INSTRUCTION: Place the lines of the listing into a JSON list of strings, one string per line and with blank lines omitted. Begin at the line that contains "artifact-spot — [283, 377, 286, 380]" and stop after the line that contains "probdnf-bracket — [460, 178, 468, 248]".

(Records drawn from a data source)
[BEGIN]

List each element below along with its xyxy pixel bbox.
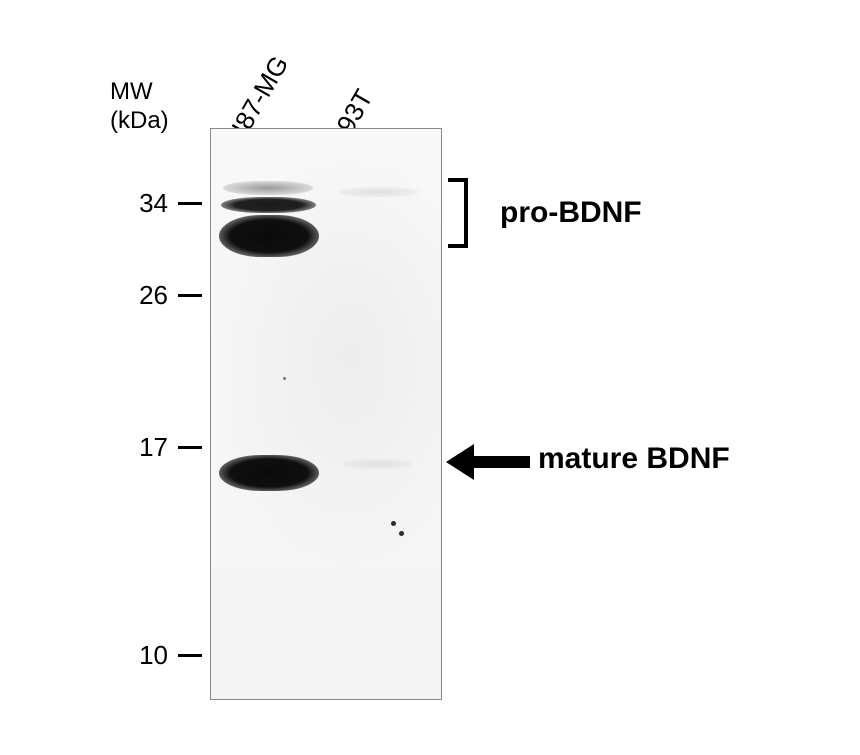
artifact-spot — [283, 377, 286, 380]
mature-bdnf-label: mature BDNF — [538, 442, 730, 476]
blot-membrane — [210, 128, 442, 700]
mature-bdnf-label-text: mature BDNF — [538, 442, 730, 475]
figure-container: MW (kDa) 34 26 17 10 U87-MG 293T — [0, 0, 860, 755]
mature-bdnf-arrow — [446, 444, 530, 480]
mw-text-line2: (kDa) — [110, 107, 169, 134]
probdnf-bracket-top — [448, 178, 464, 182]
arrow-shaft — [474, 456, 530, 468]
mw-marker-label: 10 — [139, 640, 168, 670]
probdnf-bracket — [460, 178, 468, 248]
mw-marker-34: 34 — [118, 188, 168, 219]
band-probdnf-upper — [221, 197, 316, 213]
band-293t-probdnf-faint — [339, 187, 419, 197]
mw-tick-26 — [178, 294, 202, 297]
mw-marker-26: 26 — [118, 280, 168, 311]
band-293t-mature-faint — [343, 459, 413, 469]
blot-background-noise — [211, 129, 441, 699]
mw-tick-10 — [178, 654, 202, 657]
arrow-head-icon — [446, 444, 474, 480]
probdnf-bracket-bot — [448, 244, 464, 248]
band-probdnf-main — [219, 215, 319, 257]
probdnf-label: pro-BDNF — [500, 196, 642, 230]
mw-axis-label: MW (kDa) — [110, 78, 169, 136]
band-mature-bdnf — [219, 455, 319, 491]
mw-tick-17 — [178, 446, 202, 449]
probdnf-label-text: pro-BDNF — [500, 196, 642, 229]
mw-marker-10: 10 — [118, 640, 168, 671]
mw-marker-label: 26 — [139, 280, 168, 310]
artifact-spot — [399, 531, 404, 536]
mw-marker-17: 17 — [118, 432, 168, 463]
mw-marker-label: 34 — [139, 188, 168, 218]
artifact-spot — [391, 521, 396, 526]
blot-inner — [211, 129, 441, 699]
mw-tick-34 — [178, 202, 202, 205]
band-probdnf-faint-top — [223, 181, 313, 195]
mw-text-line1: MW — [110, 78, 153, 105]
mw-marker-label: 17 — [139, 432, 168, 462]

[END]
[BEGIN]

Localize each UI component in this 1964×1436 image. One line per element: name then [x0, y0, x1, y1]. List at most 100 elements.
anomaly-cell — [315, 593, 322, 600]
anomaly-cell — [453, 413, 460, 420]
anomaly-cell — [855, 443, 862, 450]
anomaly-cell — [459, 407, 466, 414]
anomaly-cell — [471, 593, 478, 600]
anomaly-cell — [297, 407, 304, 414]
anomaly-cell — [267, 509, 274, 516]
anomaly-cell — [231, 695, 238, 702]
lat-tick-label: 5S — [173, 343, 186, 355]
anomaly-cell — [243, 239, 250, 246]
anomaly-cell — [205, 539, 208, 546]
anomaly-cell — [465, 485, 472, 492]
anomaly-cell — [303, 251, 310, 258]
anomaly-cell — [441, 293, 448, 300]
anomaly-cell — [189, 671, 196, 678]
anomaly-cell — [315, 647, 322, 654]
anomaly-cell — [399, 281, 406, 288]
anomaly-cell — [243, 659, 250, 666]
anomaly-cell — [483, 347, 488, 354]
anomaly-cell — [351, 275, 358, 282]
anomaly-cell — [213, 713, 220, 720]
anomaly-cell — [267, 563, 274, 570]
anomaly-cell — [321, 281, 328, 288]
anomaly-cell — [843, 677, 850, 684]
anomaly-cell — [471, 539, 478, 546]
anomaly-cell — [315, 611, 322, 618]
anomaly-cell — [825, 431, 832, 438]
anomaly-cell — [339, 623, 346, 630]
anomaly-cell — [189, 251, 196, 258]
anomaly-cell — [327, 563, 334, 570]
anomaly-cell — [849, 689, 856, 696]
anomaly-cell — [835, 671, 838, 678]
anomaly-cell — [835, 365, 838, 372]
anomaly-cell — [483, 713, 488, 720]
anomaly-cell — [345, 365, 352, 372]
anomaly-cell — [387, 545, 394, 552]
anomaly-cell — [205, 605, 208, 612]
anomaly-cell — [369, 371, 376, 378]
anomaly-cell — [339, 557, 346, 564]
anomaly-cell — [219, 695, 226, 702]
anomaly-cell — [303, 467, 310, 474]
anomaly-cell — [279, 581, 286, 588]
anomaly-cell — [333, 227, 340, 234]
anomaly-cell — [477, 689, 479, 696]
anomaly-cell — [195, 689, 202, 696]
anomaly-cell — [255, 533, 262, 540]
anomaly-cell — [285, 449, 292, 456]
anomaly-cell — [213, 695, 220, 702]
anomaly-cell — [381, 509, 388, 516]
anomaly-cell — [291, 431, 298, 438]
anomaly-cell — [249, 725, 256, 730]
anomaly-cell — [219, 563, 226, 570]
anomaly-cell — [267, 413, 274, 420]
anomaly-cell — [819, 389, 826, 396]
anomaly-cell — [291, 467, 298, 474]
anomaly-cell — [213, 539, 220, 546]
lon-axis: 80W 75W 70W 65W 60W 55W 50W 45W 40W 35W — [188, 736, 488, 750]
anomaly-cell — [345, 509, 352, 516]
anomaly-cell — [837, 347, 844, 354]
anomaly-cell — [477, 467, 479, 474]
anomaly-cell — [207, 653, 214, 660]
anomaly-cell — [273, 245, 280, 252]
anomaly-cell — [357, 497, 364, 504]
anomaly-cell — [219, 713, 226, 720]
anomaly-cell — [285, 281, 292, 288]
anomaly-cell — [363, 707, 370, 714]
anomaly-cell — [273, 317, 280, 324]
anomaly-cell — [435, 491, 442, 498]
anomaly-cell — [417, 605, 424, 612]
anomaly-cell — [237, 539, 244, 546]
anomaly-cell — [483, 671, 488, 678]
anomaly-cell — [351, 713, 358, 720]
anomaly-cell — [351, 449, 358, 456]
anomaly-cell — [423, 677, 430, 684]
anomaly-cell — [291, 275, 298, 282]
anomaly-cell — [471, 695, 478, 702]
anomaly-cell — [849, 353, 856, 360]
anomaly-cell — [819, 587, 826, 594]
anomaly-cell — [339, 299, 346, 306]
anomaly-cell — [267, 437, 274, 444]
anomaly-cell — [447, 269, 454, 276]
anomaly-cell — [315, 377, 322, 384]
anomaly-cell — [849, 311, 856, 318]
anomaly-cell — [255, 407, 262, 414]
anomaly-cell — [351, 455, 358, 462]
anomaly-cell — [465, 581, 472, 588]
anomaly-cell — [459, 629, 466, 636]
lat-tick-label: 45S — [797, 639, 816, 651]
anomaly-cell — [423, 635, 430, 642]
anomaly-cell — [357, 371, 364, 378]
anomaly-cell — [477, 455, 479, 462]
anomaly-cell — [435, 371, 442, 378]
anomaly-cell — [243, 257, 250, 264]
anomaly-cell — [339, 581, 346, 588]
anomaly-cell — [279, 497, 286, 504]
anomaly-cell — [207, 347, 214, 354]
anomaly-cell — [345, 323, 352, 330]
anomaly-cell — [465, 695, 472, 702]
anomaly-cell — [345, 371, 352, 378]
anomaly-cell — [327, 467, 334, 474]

[END]

WRITTEN REPLY:
[
  "artifact-spot — [283, 377, 286, 380]",
  "mature-bdnf-label: mature BDNF — [538, 442, 730, 476]",
  "blot-membrane — [210, 128, 442, 700]",
  "mature-bdnf-label-text: mature BDNF — [538, 442, 730, 475]",
  "figure-container: MW (kDa) 34 26 17 10 U87-MG 293T — [0, 0, 860, 755]",
  "mature-bdnf-arrow — [446, 444, 530, 480]",
  "mw-text-line2: (kDa) — [110, 107, 169, 134]",
  "probdnf-bracket-top — [448, 178, 464, 182]",
  "arrow-shaft — [474, 456, 530, 468]",
  "mw-marker-label: 10 — [139, 640, 168, 670]",
  "probdnf-bracket — [460, 178, 468, 248]"
]